(Spatial annotation records)
##############################

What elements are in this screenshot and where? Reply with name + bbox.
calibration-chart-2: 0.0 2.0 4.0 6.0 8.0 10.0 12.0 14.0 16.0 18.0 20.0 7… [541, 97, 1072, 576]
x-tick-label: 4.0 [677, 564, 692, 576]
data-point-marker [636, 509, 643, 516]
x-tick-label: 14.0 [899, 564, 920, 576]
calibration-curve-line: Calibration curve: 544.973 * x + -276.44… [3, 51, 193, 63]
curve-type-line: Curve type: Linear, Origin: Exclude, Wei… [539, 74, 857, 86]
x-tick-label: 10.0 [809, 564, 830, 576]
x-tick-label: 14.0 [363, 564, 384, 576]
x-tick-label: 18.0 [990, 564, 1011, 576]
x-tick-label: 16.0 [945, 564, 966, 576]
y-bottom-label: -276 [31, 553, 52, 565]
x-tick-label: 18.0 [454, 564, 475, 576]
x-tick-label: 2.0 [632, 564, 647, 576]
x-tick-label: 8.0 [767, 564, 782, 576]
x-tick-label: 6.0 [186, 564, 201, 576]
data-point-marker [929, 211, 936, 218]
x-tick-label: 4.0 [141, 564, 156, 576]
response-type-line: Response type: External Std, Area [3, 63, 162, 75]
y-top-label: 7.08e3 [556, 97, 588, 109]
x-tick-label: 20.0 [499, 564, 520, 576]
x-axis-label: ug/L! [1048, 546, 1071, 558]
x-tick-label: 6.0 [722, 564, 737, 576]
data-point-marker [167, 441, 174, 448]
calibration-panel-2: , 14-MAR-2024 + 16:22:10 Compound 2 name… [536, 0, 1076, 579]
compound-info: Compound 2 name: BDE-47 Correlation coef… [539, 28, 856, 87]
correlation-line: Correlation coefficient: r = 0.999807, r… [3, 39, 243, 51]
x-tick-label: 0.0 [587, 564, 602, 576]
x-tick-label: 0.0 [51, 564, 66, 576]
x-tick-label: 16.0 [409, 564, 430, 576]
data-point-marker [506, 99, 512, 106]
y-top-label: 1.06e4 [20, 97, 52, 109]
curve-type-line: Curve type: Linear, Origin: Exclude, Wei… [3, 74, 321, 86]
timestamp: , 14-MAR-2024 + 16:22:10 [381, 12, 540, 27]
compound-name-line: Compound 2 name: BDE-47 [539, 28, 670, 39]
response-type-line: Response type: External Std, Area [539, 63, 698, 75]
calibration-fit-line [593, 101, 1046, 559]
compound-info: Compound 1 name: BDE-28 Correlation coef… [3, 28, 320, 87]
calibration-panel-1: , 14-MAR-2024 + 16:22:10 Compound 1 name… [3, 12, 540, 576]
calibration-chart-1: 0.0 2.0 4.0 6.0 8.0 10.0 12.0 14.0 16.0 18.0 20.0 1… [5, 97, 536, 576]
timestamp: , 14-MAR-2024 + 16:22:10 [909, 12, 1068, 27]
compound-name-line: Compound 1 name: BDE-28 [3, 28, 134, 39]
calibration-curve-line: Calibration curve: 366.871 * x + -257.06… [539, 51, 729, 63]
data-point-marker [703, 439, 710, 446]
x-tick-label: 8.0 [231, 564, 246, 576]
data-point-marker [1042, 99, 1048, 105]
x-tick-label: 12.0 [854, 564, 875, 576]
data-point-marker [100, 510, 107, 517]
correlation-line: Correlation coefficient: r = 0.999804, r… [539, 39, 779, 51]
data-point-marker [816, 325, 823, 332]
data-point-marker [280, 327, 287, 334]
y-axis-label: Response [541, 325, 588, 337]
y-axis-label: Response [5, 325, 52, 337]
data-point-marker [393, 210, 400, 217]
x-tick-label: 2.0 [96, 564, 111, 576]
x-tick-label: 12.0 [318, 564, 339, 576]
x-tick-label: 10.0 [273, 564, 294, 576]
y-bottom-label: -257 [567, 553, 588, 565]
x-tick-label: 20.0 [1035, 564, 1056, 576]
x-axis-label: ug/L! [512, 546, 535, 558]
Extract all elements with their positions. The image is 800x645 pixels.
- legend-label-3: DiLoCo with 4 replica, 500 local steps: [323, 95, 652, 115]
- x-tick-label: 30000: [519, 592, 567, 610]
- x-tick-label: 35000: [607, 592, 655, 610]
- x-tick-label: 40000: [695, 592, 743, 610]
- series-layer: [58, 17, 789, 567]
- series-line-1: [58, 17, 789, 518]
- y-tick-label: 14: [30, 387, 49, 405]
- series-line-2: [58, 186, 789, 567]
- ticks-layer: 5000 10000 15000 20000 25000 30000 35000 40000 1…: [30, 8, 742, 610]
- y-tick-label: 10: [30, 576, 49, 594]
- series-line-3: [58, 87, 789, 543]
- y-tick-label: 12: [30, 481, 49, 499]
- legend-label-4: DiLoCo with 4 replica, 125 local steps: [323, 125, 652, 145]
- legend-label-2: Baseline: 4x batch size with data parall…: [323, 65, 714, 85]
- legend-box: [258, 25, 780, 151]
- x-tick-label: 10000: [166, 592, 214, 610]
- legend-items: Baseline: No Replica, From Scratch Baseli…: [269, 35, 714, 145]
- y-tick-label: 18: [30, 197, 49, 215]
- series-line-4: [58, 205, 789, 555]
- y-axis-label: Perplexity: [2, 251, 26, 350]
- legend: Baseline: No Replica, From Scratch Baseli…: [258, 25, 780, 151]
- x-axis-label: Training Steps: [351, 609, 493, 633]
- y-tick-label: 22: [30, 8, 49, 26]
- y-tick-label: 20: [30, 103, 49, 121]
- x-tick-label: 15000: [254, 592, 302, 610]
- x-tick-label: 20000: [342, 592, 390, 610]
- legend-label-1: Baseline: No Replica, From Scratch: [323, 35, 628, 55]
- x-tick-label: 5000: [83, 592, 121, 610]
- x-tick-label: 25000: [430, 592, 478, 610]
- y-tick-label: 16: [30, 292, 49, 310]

##############################

Rewrite every line of the records above as a Markdown table with the columns "Row" and "Line", numbering the rows in order and omitting blank lines.

**Task solution**.
| Row | Line |
|---|---|
| 1 | What elements are in this screenshot and where? Reply with name + bbox. |
| 2 | calibration-chart-2: 0.0 2.0 4.0 6.0 8.0 10.0 12.0 14.0 16.0 18.0 20.0 7… [541, 97, 1072, 576] |
| 3 | x-tick-label: 4.0 [677, 564, 692, 576] |
| 4 | data-point-marker [636, 509, 643, 516] |
| 5 | x-tick-label: 14.0 [899, 564, 920, 576] |
| 6 | calibration-curve-line: Calibration curve: 544.973 * x + -276.44… [3, 51, 193, 63] |
| 7 | curve-type-line: Curve type: Linear, Origin: Exclude, Wei… [539, 74, 857, 86] |
| 8 | x-tick-label: 10.0 [809, 564, 830, 576] |
| 9 | x-tick-label: 14.0 [363, 564, 384, 576] |
| 10 | x-tick-label: 18.0 [990, 564, 1011, 576] |
| 11 | x-tick-label: 16.0 [945, 564, 966, 576] |
| 12 | y-bottom-label: -276 [31, 553, 52, 565] |
| 13 | x-tick-label: 18.0 [454, 564, 475, 576] |
| 14 | x-tick-label: 2.0 [632, 564, 647, 576] |
| 15 | x-tick-label: 8.0 [767, 564, 782, 576] |
| 16 | x-tick-label: 6.0 [186, 564, 201, 576] |
| 17 | data-point-marker [929, 211, 936, 218] |
| 18 | x-tick-label: 4.0 [141, 564, 156, 576] |
| 19 | response-type-line: Response type: External Std, Area [3, 63, 162, 75] |
| 20 | y-top-label: 7.08e3 [556, 97, 588, 109] |
| 21 | x-tick-label: 20.0 [499, 564, 520, 576] |
| 22 | x-axis-label: ug/L! [1048, 546, 1071, 558] |
| 23 | x-tick-label: 6.0 [722, 564, 737, 576] |
| 24 | data-point-marker [167, 441, 174, 448] |
| 25 | calibration-panel-2: , 14-MAR-2024 + 16:22:10 Compound 2 name… [536, 0, 1076, 579] |
| 26 | compound-info: Compound 2 name: BDE-47 Correlation coef… [539, 28, 856, 87] |
| 27 | correlation-line: Correlation coefficient: r = 0.999807, r… [3, 39, 243, 51] |
| 28 | x-tick-label: 0.0 [587, 564, 602, 576] |
| 29 | x-tick-label: 0.0 [51, 564, 66, 576] |
| 30 | x-tick-label: 16.0 [409, 564, 430, 576] |
| 31 | data-point-marker [506, 99, 512, 106] |
| 32 | y-top-label: 1.06e4 [20, 97, 52, 109] |
| 33 | curve-type-line: Curve type: Linear, Origin: Exclude, Wei… [3, 74, 321, 86] |
| 34 | timestamp: , 14-MAR-2024 + 16:22:10 [381, 12, 540, 27] |
| 35 | compound-name-line: Compound 2 name: BDE-47 [539, 28, 670, 39] |
| 36 | response-type-line: Response type: External Std, Area [539, 63, 698, 75] |
| 37 | calibration-fit-line [593, 101, 1046, 559] |
| 38 | compound-info: Compound 1 name: BDE-28 Correlation coef… [3, 28, 320, 87] |
| 39 | calibration-panel-1: , 14-MAR-2024 + 16:22:10 Compound 1 name… [3, 12, 540, 576] |
| 40 | calibration-chart-1: 0.0 2.0 4.0 6.0 8.0 10.0 12.0 14.0 16.0 18.0 20.0 1… [5, 97, 536, 576] |
| 41 | timestamp: , 14-MAR-2024 + 16:22:10 [909, 12, 1068, 27] |
| 42 | compound-name-line: Compound 1 name: BDE-28 [3, 28, 134, 39] |
| 43 | calibration-curve-line: Calibration curve: 366.871 * x + -257.06… [539, 51, 729, 63] |
| 44 | data-point-marker [703, 439, 710, 446] |
| 45 | x-tick-label: 8.0 [231, 564, 246, 576] |
| 46 | data-point-marker [1042, 99, 1048, 105] |
| 47 | x-tick-label: 12.0 [854, 564, 875, 576] |
| 48 | data-point-marker [100, 510, 107, 517] |
| 49 | correlation-line: Correlation coefficient: r = 0.999804, r… [539, 39, 779, 51] |
| 50 | data-point-marker [816, 325, 823, 332] |
| 51 | data-point-marker [280, 327, 287, 334] |
| 52 | y-axis-label: Response [541, 325, 588, 337] |
| 53 | y-axis-label: Response [5, 325, 52, 337] |
| 54 | data-point-marker [393, 210, 400, 217] |
| 55 | x-tick-label: 2.0 [96, 564, 111, 576] |
| 56 | x-tick-label: 12.0 [318, 564, 339, 576] |
| 57 | x-tick-label: 10.0 [273, 564, 294, 576] |
| 58 | y-bottom-label: -257 [567, 553, 588, 565] |
| 59 | x-tick-label: 20.0 [1035, 564, 1056, 576] |
| 60 | x-axis-label: ug/L! [512, 546, 535, 558] |
| 61 | Extract all elements with their positions. The image is 800x645 pixels. |
| 62 | - legend-label-3: DiLoCo with 4 replica, 500 local steps: [323, 95, 652, 115] |
| 63 | - x-tick-label: 30000: [519, 592, 567, 610] |
| 64 | - x-tick-label: 35000: [607, 592, 655, 610] |
| 65 | - x-tick-label: 40000: [695, 592, 743, 610] |
| 66 | - series-layer: [58, 17, 789, 567] |
| 67 | - series-line-1: [58, 17, 789, 518] |
| 68 | - y-tick-label: 14: [30, 387, 49, 405] |
| 69 | - series-line-2: [58, 186, 789, 567] |
| 70 | - ticks-layer: 5000 10000 15000 20000 25000 30000 35000 40000 1…: [30, 8, 742, 610] |
| 71 | - y-tick-label: 10: [30, 576, 49, 594] |
| 72 | - series-line-3: [58, 87, 789, 543] |
| 73 | - y-tick-label: 12: [30, 481, 49, 499] |
| 74 | - legend-label-4: DiLoCo with 4 replica, 125 local steps: [323, 125, 652, 145] |
| 75 | - legend-label-2: Baseline: 4x batch size with data parall…: [323, 65, 714, 85] |
| 76 | - legend-box: [258, 25, 780, 151] |
| 77 | - x-tick-label: 10000: [166, 592, 214, 610] |
| 78 | - legend-items: Baseline: No Replica, From Scratch Baseli…: [269, 35, 714, 145] |
| 79 | - y-tick-label: 18: [30, 197, 49, 215] |
| 80 | - series-line-4: [58, 205, 789, 555] |
| 81 | - y-axis-label: Perplexity: [2, 251, 26, 350] |
| 82 | - legend: Baseline: No Replica, From Scratch Baseli…: [258, 25, 780, 151] |
| 83 | - x-axis-label: Training Steps: [351, 609, 493, 633] |
| 84 | - y-tick-label: 22: [30, 8, 49, 26] |
| 85 | - y-tick-label: 20: [30, 103, 49, 121] |
| 86 | - x-tick-label: 15000: [254, 592, 302, 610] |
| 87 | - x-tick-label: 20000: [342, 592, 390, 610] |
| 88 | - legend-label-1: Baseline: No Replica, From Scratch: [323, 35, 628, 55] |
| 89 | - x-tick-label: 5000: [83, 592, 121, 610] |
| 90 | - x-tick-label: 25000: [430, 592, 478, 610] |
| 91 | - y-tick-label: 16: [30, 292, 49, 310] |